DIRECTIVE: Look over the entries that follow and work out how many lines contain "责令作出书面检查". State the number only.

○ ○ ○ ○

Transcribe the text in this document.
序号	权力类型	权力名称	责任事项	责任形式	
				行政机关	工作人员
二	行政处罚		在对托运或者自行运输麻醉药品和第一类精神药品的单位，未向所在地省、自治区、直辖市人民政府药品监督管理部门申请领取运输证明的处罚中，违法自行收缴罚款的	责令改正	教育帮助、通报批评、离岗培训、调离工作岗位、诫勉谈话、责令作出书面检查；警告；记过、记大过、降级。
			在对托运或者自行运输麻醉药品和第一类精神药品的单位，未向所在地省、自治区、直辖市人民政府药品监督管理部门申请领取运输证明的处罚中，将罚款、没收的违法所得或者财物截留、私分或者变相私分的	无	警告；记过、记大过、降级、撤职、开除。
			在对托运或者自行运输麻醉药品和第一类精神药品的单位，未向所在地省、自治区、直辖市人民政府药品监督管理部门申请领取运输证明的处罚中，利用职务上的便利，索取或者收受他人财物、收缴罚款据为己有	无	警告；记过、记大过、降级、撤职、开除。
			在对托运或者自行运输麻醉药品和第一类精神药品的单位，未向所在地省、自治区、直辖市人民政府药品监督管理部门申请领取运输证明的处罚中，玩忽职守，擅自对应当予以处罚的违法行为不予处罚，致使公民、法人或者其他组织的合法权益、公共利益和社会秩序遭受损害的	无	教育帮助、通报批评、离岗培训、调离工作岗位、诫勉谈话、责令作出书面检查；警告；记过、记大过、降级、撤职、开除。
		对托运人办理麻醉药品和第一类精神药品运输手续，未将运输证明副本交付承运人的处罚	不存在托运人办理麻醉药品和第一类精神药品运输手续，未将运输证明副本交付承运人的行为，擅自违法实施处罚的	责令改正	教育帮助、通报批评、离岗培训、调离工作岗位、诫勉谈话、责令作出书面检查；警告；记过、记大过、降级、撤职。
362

○ ○ ○ ○

TASK OUTPUT: 3